Reproduce all of the entries, substituting "amazon" for every occurrence of "aws" and leaving every other character unchanged.

Layout region entries
- - -

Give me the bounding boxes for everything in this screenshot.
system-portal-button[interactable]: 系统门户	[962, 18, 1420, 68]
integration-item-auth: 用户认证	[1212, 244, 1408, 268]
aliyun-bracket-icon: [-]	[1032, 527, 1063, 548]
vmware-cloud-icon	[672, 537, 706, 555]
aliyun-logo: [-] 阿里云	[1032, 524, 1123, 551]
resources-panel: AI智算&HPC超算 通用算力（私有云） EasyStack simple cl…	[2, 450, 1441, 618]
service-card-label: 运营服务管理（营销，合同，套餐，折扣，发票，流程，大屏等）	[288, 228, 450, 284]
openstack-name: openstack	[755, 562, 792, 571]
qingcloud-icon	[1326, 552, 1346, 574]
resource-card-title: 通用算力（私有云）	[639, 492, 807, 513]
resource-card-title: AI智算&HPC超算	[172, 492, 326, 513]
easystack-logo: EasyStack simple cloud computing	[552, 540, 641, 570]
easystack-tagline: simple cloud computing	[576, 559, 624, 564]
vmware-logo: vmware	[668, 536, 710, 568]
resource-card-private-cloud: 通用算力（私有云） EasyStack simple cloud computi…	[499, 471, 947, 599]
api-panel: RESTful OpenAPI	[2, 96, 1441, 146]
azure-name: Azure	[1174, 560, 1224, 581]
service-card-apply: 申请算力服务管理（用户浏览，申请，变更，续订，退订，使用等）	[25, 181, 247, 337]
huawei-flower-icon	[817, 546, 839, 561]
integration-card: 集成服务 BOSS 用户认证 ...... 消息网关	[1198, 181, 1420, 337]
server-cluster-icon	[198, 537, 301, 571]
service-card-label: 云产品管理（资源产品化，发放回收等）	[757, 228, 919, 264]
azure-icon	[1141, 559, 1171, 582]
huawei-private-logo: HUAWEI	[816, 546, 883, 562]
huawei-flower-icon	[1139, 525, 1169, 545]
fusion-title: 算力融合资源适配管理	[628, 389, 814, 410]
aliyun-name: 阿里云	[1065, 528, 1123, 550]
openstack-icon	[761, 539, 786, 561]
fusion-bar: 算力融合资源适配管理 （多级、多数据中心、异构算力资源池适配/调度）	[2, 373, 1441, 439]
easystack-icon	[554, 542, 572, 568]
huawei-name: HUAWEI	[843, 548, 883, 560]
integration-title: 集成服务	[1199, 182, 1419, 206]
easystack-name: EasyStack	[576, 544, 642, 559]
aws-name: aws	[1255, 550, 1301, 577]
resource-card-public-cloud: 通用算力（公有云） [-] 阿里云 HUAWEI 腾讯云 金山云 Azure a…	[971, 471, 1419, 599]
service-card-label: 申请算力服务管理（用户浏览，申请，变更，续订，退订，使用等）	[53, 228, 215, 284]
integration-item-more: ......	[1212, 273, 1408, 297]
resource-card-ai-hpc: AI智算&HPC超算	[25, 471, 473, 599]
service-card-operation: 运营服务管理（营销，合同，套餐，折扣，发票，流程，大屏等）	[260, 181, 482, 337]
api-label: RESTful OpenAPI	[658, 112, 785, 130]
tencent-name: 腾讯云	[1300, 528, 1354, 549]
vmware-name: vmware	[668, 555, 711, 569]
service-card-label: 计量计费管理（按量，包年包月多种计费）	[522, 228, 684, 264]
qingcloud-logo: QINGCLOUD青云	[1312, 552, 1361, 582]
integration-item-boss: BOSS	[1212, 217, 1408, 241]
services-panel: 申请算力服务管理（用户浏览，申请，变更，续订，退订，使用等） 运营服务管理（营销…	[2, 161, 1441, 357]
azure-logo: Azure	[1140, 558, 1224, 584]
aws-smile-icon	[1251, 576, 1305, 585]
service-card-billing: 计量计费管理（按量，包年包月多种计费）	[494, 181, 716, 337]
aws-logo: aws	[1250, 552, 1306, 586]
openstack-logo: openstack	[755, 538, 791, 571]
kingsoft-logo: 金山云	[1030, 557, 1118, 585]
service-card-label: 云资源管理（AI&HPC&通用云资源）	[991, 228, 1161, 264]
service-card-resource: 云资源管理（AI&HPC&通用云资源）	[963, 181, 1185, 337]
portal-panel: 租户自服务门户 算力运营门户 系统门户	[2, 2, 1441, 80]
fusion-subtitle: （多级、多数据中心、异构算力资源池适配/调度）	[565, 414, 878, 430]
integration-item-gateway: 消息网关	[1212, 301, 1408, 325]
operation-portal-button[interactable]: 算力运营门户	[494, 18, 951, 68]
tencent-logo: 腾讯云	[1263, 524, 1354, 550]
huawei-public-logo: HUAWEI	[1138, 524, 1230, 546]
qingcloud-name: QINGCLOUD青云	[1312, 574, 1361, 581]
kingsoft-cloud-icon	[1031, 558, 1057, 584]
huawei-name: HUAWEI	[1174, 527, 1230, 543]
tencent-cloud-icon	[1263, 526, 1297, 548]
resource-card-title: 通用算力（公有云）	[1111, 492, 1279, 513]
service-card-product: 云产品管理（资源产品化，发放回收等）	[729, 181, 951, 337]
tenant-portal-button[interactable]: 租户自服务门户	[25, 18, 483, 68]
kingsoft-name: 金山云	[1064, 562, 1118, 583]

- - -

RESPONSE TO THE TASK:
Give me the bounding boxes for everything in this screenshot.
system-portal-button[interactable]: 系统门户	[962, 18, 1420, 68]
integration-item-auth: 用户认证	[1212, 244, 1408, 268]
aliyun-bracket-icon: [-]	[1032, 527, 1063, 548]
vmware-cloud-icon	[672, 537, 706, 555]
aliyun-logo: [-] 阿里云	[1032, 524, 1123, 551]
resources-panel: AI智算&HPC超算 通用算力（私有云） EasyStack simple cl…	[2, 450, 1441, 618]
service-card-label: 运营服务管理（营销，合同，套餐，折扣，发票，流程，大屏等）	[288, 228, 450, 284]
openstack-name: openstack	[755, 562, 792, 571]
qingcloud-icon	[1326, 552, 1346, 574]
resource-card-title: 通用算力（私有云）	[639, 492, 807, 513]
resource-card-title: AI智算&HPC超算	[172, 492, 326, 513]
easystack-logo: EasyStack simple cloud computing	[552, 540, 641, 570]
easystack-tagline: simple cloud computing	[576, 559, 624, 564]
vmware-logo: vmware	[668, 536, 710, 568]
resource-card-private-cloud: 通用算力（私有云） EasyStack simple cloud computi…	[499, 471, 947, 599]
api-panel: RESTful OpenAPI	[2, 96, 1441, 146]
azure-name: Azure	[1174, 560, 1224, 581]
service-card-apply: 申请算力服务管理（用户浏览，申请，变更，续订，退订，使用等）	[25, 181, 247, 337]
huawei-flower-icon	[817, 546, 839, 561]
integration-card: 集成服务 BOSS 用户认证 ...... 消息网关	[1198, 181, 1420, 337]
server-cluster-icon	[198, 537, 301, 571]
service-card-label: 云产品管理（资源产品化，发放回收等）	[757, 228, 919, 264]
azure-icon	[1141, 559, 1171, 582]
huawei-private-logo: HUAWEI	[816, 546, 883, 562]
huawei-flower-icon	[1139, 525, 1169, 545]
fusion-title: 算力融合资源适配管理	[628, 389, 814, 410]
aliyun-name: 阿里云	[1065, 528, 1123, 550]
openstack-icon	[761, 539, 786, 561]
fusion-bar: 算力融合资源适配管理 （多级、多数据中心、异构算力资源池适配/调度）	[2, 373, 1441, 439]
easystack-icon	[554, 542, 572, 568]
huawei-name: HUAWEI	[843, 548, 883, 560]
integration-title: 集成服务	[1199, 182, 1419, 206]
easystack-name: EasyStack	[576, 544, 642, 559]
amazon-name: amazon	[1255, 550, 1301, 577]
resource-card-public-cloud: 通用算力（公有云） [-] 阿里云 HUAWEI 腾讯云 金山云 Azure a…	[971, 471, 1419, 599]
service-card-label: 申请算力服务管理（用户浏览，申请，变更，续订，退订，使用等）	[53, 228, 215, 284]
integration-item-more: ......	[1212, 273, 1408, 297]
resource-card-ai-hpc: AI智算&HPC超算	[25, 471, 473, 599]
service-card-operation: 运营服务管理（营销，合同，套餐，折扣，发票，流程，大屏等）	[260, 181, 482, 337]
api-label: RESTful OpenAPI	[658, 112, 785, 130]
tencent-name: 腾讯云	[1300, 528, 1354, 549]
vmware-name: vmware	[668, 555, 711, 569]
service-card-label: 计量计费管理（按量，包年包月多种计费）	[522, 228, 684, 264]
qingcloud-logo: QINGCLOUD青云	[1312, 552, 1361, 582]
integration-item-boss: BOSS	[1212, 217, 1408, 241]
services-panel: 申请算力服务管理（用户浏览，申请，变更，续订，退订，使用等） 运营服务管理（营销…	[2, 161, 1441, 357]
azure-logo: Azure	[1140, 558, 1224, 584]
amazon-smile-icon	[1251, 576, 1305, 585]
service-card-billing: 计量计费管理（按量，包年包月多种计费）	[494, 181, 716, 337]
amazon-logo: amazon	[1250, 552, 1306, 586]
openstack-logo: openstack	[755, 538, 791, 571]
kingsoft-logo: 金山云	[1030, 557, 1118, 585]
service-card-label: 云资源管理（AI&HPC&通用云资源）	[991, 228, 1161, 264]
service-card-resource: 云资源管理（AI&HPC&通用云资源）	[963, 181, 1185, 337]
portal-panel: 租户自服务门户 算力运营门户 系统门户	[2, 2, 1441, 80]
fusion-subtitle: （多级、多数据中心、异构算力资源池适配/调度）	[565, 414, 878, 430]
integration-item-gateway: 消息网关	[1212, 301, 1408, 325]
operation-portal-button[interactable]: 算力运营门户	[494, 18, 951, 68]
tencent-logo: 腾讯云	[1263, 524, 1354, 550]
huawei-public-logo: HUAWEI	[1138, 524, 1230, 546]
qingcloud-name: QINGCLOUD青云	[1312, 574, 1361, 581]
kingsoft-cloud-icon	[1031, 558, 1057, 584]
huawei-name: HUAWEI	[1174, 527, 1230, 543]
tencent-cloud-icon	[1263, 526, 1297, 548]
resource-card-title: 通用算力（公有云）	[1111, 492, 1279, 513]
service-card-product: 云产品管理（资源产品化，发放回收等）	[729, 181, 951, 337]
tenant-portal-button[interactable]: 租户自服务门户	[25, 18, 483, 68]
kingsoft-name: 金山云	[1064, 562, 1118, 583]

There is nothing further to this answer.